Enunciado da tarefa:
Transcreva o trecho do texto sobre Glenn Ford que vai de "Sua estréia na" até "e do Vietnã).", incluindo este último.

Fonte:
((

Conheça a carreira de um importante ator, mas que sempre foi subestimado pela crítica.
Para a geração mais jovem, Glenn Ford, morto no dia 30 de agosto de 2006, aos 90 anos, era conhecido apenas por sua participação em Superman – o Filme, em que interpretava o papel de Jonathan Kent, o pai terreno do homem de aço. Poucos tiveram acesso – ou até mesmo curiosidade de conhecer – a sua filmografia. Muitos vão ficar surpresos com a extensão (Ford era um dos atores vivos com o maior número de filmes no currículo) e com a qualidade escondida por trás dela, especialmente nas obras que se concentram entre o final dos anos 40 e 50. Surpresa maior será a (re)descoberta de um ator de talento, que estabeleceu sua personalidade nas telas como um homem de poucas palavras, de fala mansa, lenta, suave, quase infantil e que, no final das contas, talvez nunca teve do público e da crítica o reconhecimento merecido.
Glenn Ford nasceu em 1916, na cidade de Quebec, no Canadá. Seu nome de batismo era Gwyllyn Samuel Newton Ford. De uma família abastada, de descendência galesa, Ford era filho do administrador da ferrovia local, que por sua vez, era sobrinho do Primeiro-Ministro do país. Na árvore genealógica dos Fords, ainda constava Martin Van Buren, o 8º Presidente dos EUA.
Glenn Ford mudou-se para Santa Mônica, em Los Angeles, aos 8 anos de idade. Logo apaixonou-se pelo show business. De dia, era um dos alunos mais assíduos nas nas aulas de interpretação na Santa Mônica High School, onde estudava. À noite, infiltrava-se nos estúdios da Culver City. Após completar os estudos, Ford começou a freqüentar pequenos grupos teatrais e viajar o país com algumas peças. Chegou a trabalhar, inclusive, como gerente de palco para a companhia de Tallulah Bankhead. Quando ficou claro o desejo do garoto pela carreira artística, seu pai lhe deu um único conselho: “se você aprender alguma outra atividade, não há nada de errado em ser ator. Seja capaz de montar um carro, após tê-lo desmontado por inteiro. Seja capaz de construir uma casa, pedaço por pedaço. Desta forma, você sempre terá alguma ocupação”.
Sua estréia na tela grande veio em 1939, sem muito brilho, na modesta produção da 20th Century Fox chamada Heaven With a Barbed Wire Fence. Nessa época, já passara a utilizar seu nome artístico, tomando por base a cidade canadense de Glenford, terra natal de seu pai. Logo depois, o ator assinou contrato com a Columbia Pictures, estúdio pelo qual trabalhou durante 14 anos. Após uma série de filmes-B, foi promovido ao primeiro time de atores do estúdio. O estrelato, porém, durou pouco. Com a chegada da 2ª Guerra Mundial, ele voluntariamente se alistou ao corpo de fuzileiros americanos, por onde permaneceu três anos (ao longo de toda sua vida, Ford manteve uma relação bastante estreita com o ambiente militar, fazendo questão de visitar as tropas ianques nas guerras da Coréia e do Vietnã).

))

Seção de dados:
((

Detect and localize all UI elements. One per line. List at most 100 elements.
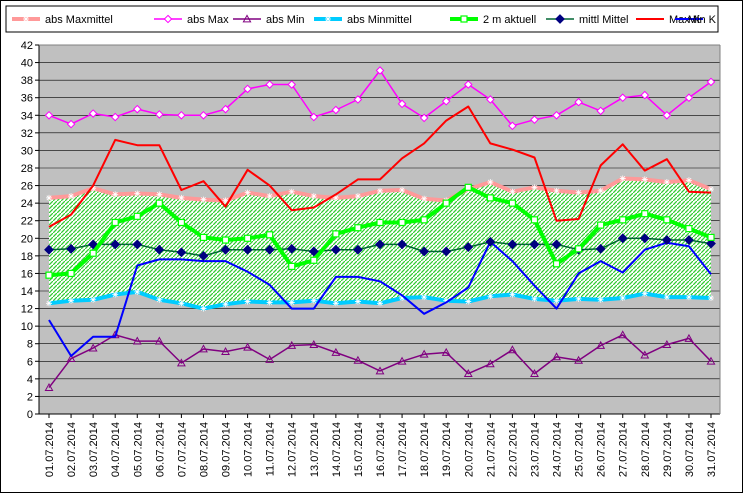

))

Resposta da tarefa:
Sua estréia na tela grande veio em 1939, sem muito brilho, na modesta produção da 20th Century Fox chamada Heaven With a Barbed Wire Fence. Nessa época, já passara a utilizar seu nome artístico, tomando por base a cidade canadense de Glenford, terra natal de seu pai. Logo depois, o ator assinou contrato com a Columbia Pictures, estúdio pelo qual trabalhou durante 14 anos. Após uma série de filmes-B, foi promovido ao primeiro time de atores do estúdio. O estrelato, porém, durou pouco. Com a chegada da 2ª Guerra Mundial, ele voluntariamente se alistou ao corpo de fuzileiros americanos, por onde permaneceu três anos (ao longo de toda sua vida, Ford manteve uma relação bastante estreita com o ambiente militar, fazendo questão de visitar as tropas ianques nas guerras da Coréia e do Vietnã).